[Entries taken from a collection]
----

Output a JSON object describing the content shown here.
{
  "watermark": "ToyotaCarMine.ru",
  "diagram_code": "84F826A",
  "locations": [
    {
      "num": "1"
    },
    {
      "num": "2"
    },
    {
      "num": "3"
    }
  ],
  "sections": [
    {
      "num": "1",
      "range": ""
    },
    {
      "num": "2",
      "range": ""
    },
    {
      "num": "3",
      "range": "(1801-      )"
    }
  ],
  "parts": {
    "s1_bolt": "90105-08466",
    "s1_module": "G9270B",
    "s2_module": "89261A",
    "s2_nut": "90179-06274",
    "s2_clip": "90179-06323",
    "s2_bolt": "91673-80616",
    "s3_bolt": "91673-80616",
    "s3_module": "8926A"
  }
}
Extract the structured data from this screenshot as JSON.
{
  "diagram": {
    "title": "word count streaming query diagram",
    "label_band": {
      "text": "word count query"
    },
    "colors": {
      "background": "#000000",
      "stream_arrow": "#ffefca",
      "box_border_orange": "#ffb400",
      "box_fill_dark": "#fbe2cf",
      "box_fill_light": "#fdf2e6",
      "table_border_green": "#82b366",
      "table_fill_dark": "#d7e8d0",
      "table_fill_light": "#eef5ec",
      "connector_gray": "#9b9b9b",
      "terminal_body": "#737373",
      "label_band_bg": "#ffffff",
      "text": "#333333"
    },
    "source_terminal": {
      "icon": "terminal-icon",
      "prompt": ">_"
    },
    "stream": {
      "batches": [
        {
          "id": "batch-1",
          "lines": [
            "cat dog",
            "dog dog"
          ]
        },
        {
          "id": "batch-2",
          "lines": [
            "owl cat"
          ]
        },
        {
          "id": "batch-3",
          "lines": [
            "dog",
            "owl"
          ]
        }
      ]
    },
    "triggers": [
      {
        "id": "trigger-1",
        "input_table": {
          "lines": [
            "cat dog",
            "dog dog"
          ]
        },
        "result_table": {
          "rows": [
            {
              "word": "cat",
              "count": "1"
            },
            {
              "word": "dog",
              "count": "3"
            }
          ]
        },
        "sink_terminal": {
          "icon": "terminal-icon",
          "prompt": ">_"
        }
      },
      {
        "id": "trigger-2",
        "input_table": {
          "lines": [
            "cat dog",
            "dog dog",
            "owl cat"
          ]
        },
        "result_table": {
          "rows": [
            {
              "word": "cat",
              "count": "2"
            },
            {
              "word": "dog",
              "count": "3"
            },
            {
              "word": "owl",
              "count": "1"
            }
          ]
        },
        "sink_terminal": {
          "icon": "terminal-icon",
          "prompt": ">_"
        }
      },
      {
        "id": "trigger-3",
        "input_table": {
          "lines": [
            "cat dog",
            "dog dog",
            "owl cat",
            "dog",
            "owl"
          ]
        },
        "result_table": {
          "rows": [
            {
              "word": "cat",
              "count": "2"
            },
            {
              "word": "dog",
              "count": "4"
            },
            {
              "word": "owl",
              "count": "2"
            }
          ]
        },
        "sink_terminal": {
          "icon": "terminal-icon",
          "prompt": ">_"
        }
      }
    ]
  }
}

----

What is needed:
Your task is to extract all of the records exactly.

Output for this exercise:
Output a JSON object describing the content shown here.
{
  "watermark": "ToyotaCarMine.ru",
  "diagram_code": "84F826A",
  "locations": [
    {
      "num": "1"
    },
    {
      "num": "2"
    },
    {
      "num": "3"
    }
  ],
  "sections": [
    {
      "num": "1",
      "range": ""
    },
    {
      "num": "2",
      "range": ""
    },
    {
      "num": "3",
      "range": "(1801-      )"
    }
  ],
  "parts": {
    "s1_bolt": "90105-08466",
    "s1_module": "G9270B",
    "s2_module": "89261A",
    "s2_nut": "90179-06274",
    "s2_clip": "90179-06323",
    "s2_bolt": "91673-80616",
    "s3_bolt": "91673-80616",
    "s3_module": "8926A"
  }
}
Extract the structured data from this screenshot as JSON.
{
  "diagram": {
    "title": "word count streaming query diagram",
    "label_band": {
      "text": "word count query"
    },
    "colors": {
      "background": "#000000",
      "stream_arrow": "#ffefca",
      "box_border_orange": "#ffb400",
      "box_fill_dark": "#fbe2cf",
      "box_fill_light": "#fdf2e6",
      "table_border_green": "#82b366",
      "table_fill_dark": "#d7e8d0",
      "table_fill_light": "#eef5ec",
      "connector_gray": "#9b9b9b",
      "terminal_body": "#737373",
      "label_band_bg": "#ffffff",
      "text": "#333333"
    },
    "source_terminal": {
      "icon": "terminal-icon",
      "prompt": ">_"
    },
    "stream": {
      "batches": [
        {
          "id": "batch-1",
          "lines": [
            "cat dog",
            "dog dog"
          ]
        },
        {
          "id": "batch-2",
          "lines": [
            "owl cat"
          ]
        },
        {
          "id": "batch-3",
          "lines": [
            "dog",
            "owl"
          ]
        }
      ]
    },
    "triggers": [
      {
        "id": "trigger-1",
        "input_table": {
          "lines": [
            "cat dog",
            "dog dog"
          ]
        },
        "result_table": {
          "rows": [
            {
              "word": "cat",
              "count": "1"
            },
            {
              "word": "dog",
              "count": "3"
            }
          ]
        },
        "sink_terminal": {
          "icon": "terminal-icon",
          "prompt": ">_"
        }
      },
      {
        "id": "trigger-2",
        "input_table": {
          "lines": [
            "cat dog",
            "dog dog",
            "owl cat"
          ]
        },
        "result_table": {
          "rows": [
            {
              "word": "cat",
              "count": "2"
            },
            {
              "word": "dog",
              "count": "3"
            },
            {
              "word": "owl",
              "count": "1"
            }
          ]
        },
        "sink_terminal": {
          "icon": "terminal-icon",
          "prompt": ">_"
        }
      },
      {
        "id": "trigger-3",
        "input_table": {
          "lines": [
            "cat dog",
            "dog dog",
            "owl cat",
            "dog",
            "owl"
          ]
        },
        "result_table": {
          "rows": [
            {
              "word": "cat",
              "count": "2"
            },
            {
              "word": "dog",
              "count": "4"
            },
            {
              "word": "owl",
              "count": "2"
            }
          ]
        },
        "sink_terminal": {
          "icon": "terminal-icon",
          "prompt": ">_"
        }
      }
    ]
  }
}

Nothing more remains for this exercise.